EXERCISE SET:
[a] Answer these questions from the award announcement, one per line, marked the same way:
(i) How much money does the graduating senior receive?
(ii) Which foundation gives the award?
(iii) On what date was the award presented?
[b] Carry the creative writing award announcement forward from its final sentence.

TEXT SEGMENT:
======

Katy Lee ’17 was awarded the fourth annual Axinn Foundation/Anna Quindlen Award for Creative Writing. The prize is awarded annually to a graduating senior, who receives $25,000 to support her creative writing. It is given by the Joan F. and Donald E. Axinn Foundation in recognition of Pulitzer Prize-winning author Anna Quindlen ’74, her outstanding contribution to American life and letters, and her sustained support for the education and development of young people. The Axinn Award was presented by Interim President Rob Goldberg, Provost Linda Bell, and Millicent C. McIntosh Professor in English and Writing Mary Gordon at a reception on campus on April 5.

======

SOURCE DATA:

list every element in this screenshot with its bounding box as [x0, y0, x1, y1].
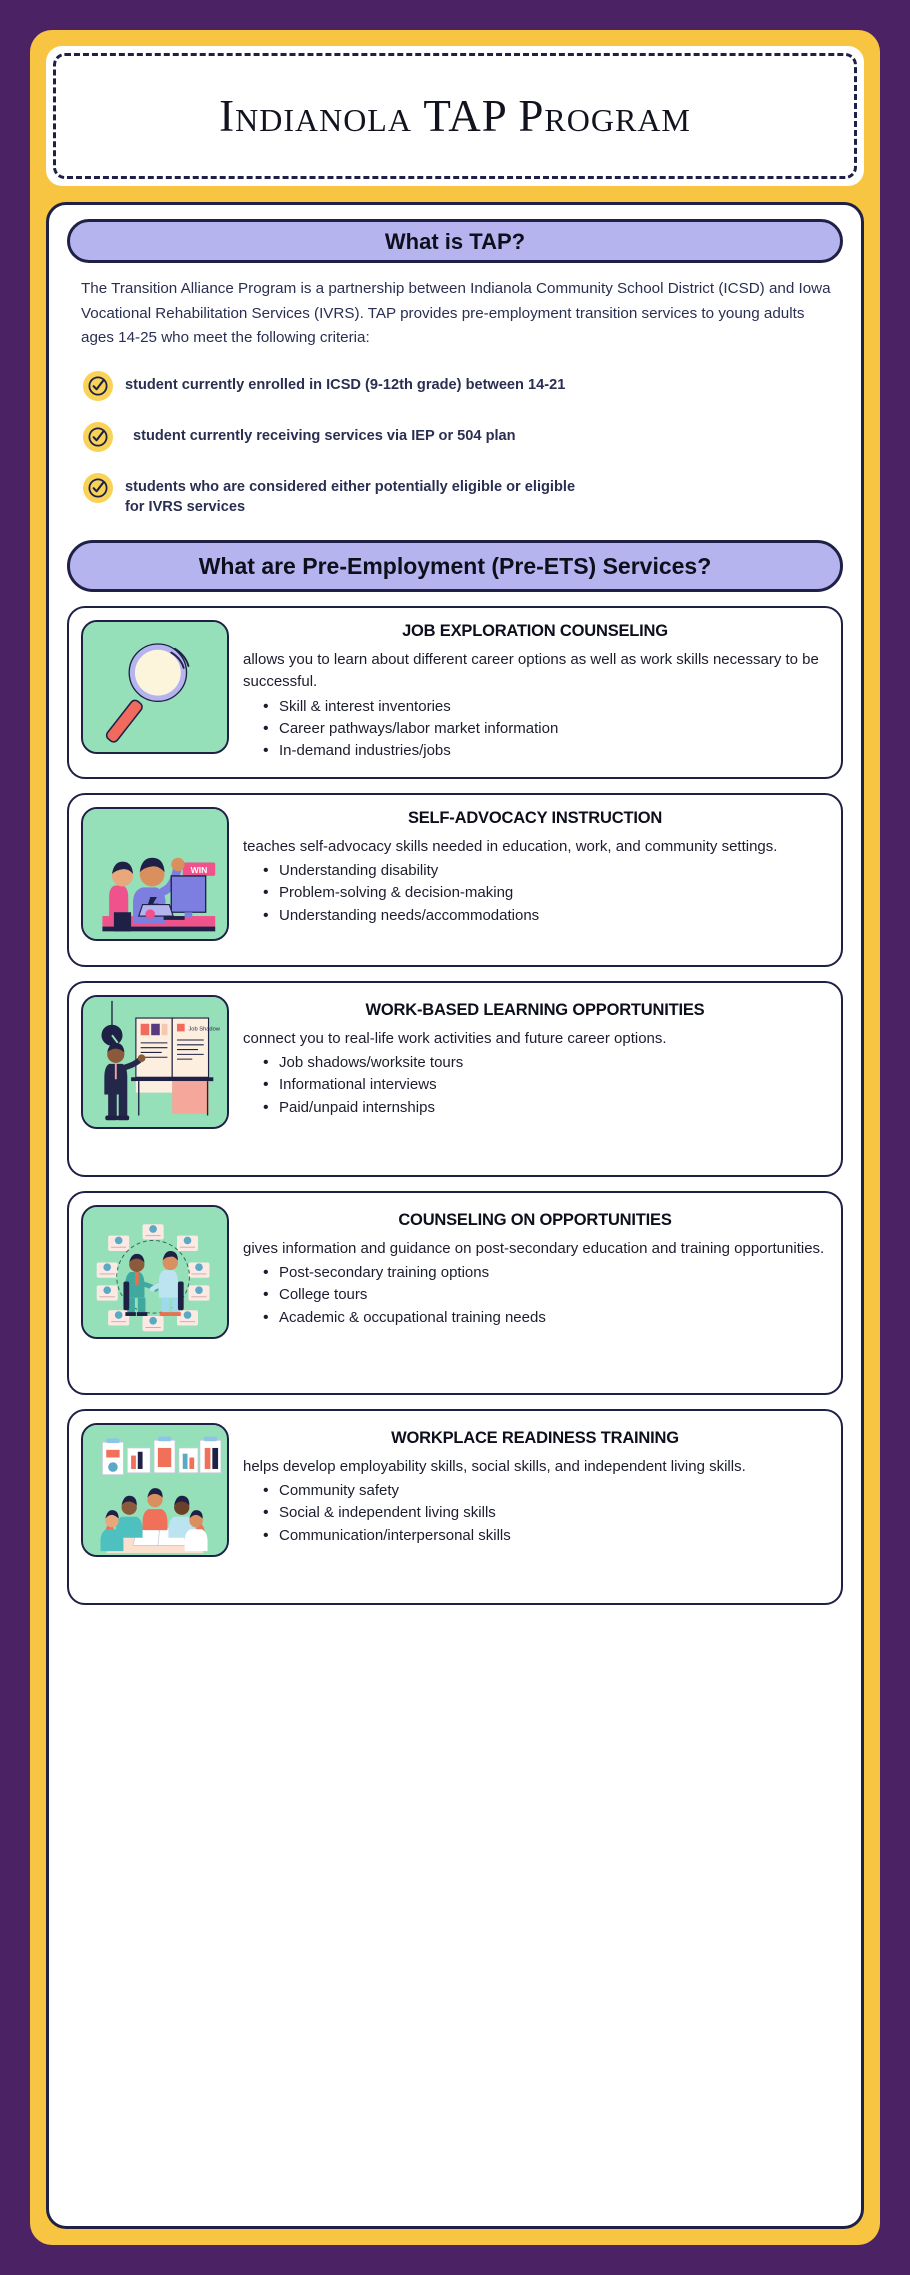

======

TASK-BY-TASK OUTPUTS:
[a]
(i) $25,000
(ii) The Joan F. and Donald E. Axinn Foundation
(iii) April 5

[b]
The Boston-born Lee, who grew up in a small town in Northern California, is an English major with a concentration in creative writing. Her influences in fiction and poetry are Isaac Babel, Elizabeth Bishop, John Keats, Bernard Malamud, Lorrie Moore, Tilly Olsen, Grace Paley, and Katherine Anne Porter. This semester, she is writing her thesis on Isaac Babel and several of his contemporary Russian literary theorists. After graduation she plans to go to nursing school and continue to write short stories. Her work has appeared in Narrative Magazine as “Story of the Week” and in the Whitefish Review.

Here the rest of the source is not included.